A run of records
......

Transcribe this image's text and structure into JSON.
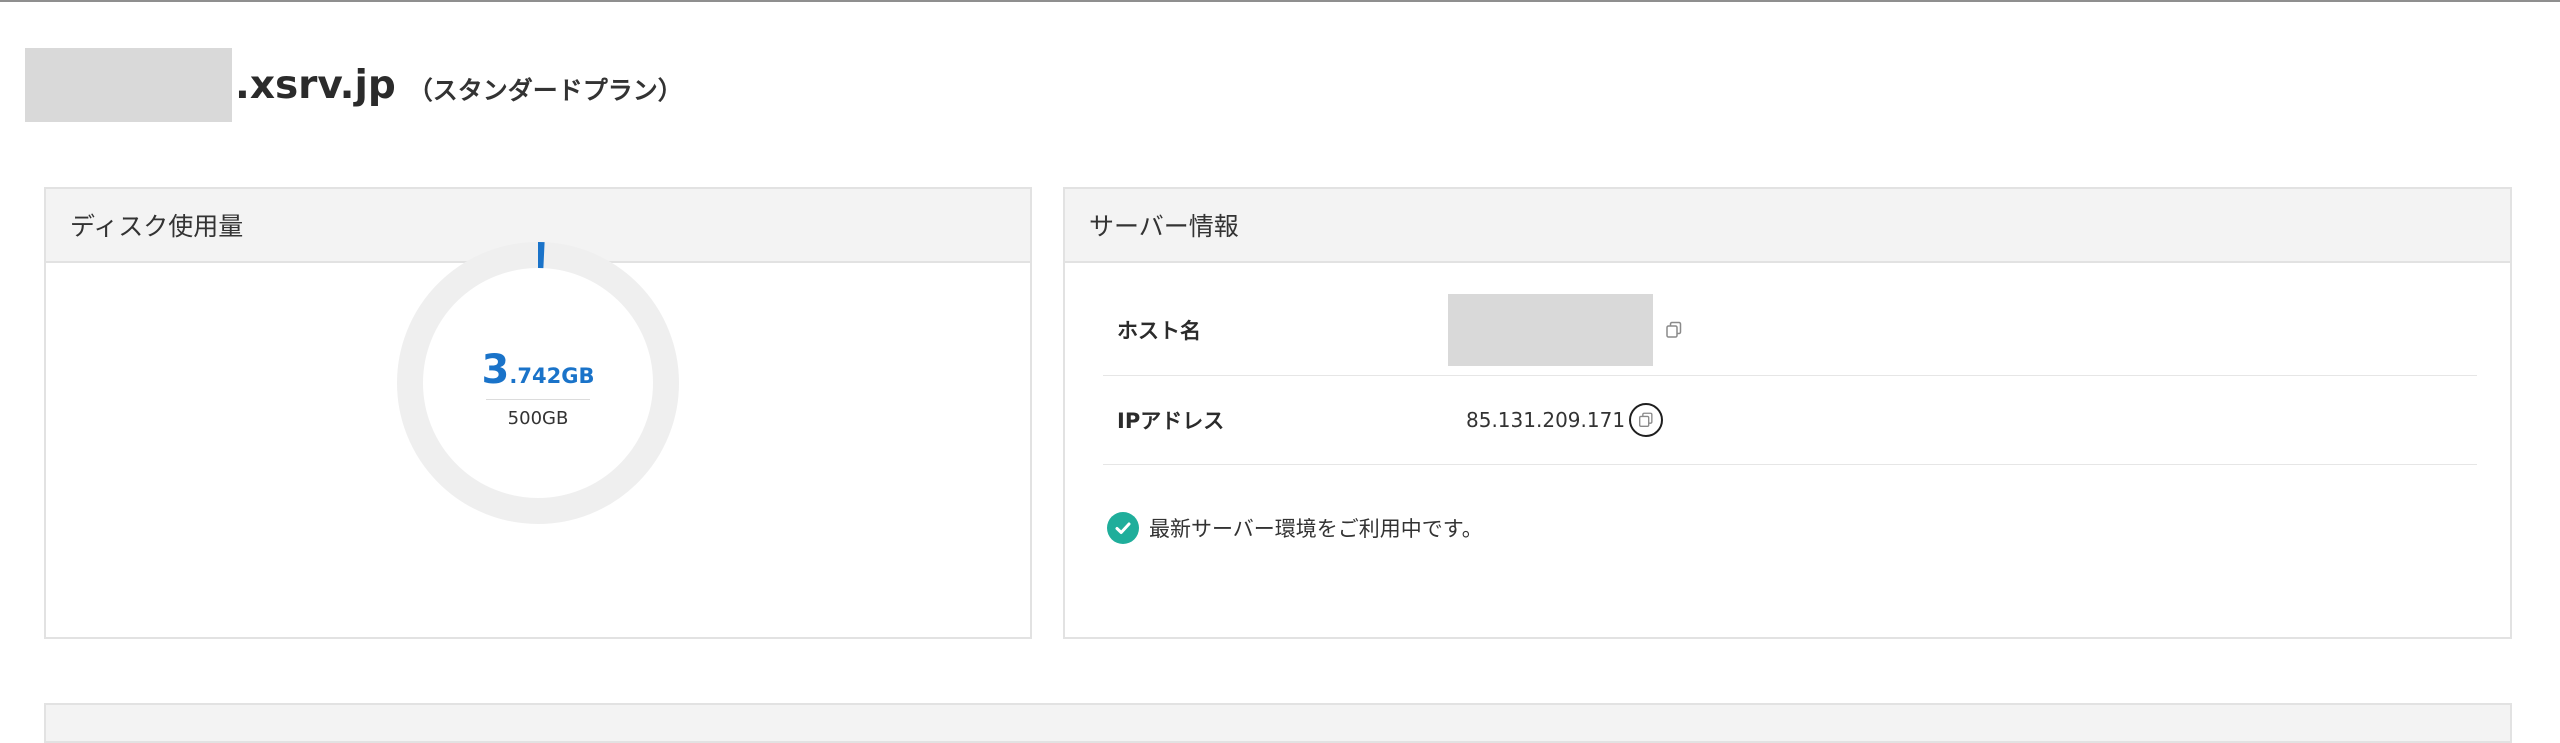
{
  "header": {
    "domain_suffix": ".xsrv.jp",
    "plan": "（スタンダードプラン）"
  },
  "disk_panel": {
    "title": "ディスク使用量",
    "used_int": "3",
    "used_dec": ".742GB",
    "total": "500GB",
    "used_fraction": 0.0075,
    "accent_color": "#1a73c9",
    "track_color": "#efefef"
  },
  "server_panel": {
    "title": "サーバー情報",
    "host_label": "ホスト名",
    "ip_label": "IPアドレス",
    "ip_value": "85.131.209.171",
    "status_text": "最新サーバー環境をご利用中です。",
    "status_color": "#1fae9b",
    "copy_icon": "copy-icon",
    "check_icon": "check-icon"
  }
}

......

Exercise: From the records given above, reproduce all text exactly and exclude each picture.

Final answer:
Transcribe this image's text and structure into JSON.
{
  "header": {
    "domain_suffix": ".xsrv.jp",
    "plan": "（スタンダードプラン）"
  },
  "disk_panel": {
    "title": "ディスク使用量",
    "used_int": "3",
    "used_dec": ".742GB",
    "total": "500GB",
    "used_fraction": 0.0075,
    "accent_color": "#1a73c9",
    "track_color": "#efefef"
  },
  "server_panel": {
    "title": "サーバー情報",
    "host_label": "ホスト名",
    "ip_label": "IPアドレス",
    "ip_value": "85.131.209.171",
    "status_text": "最新サーバー環境をご利用中です。",
    "status_color": "#1fae9b",
    "copy_icon": "copy-icon",
    "check_icon": "check-icon"
  }
}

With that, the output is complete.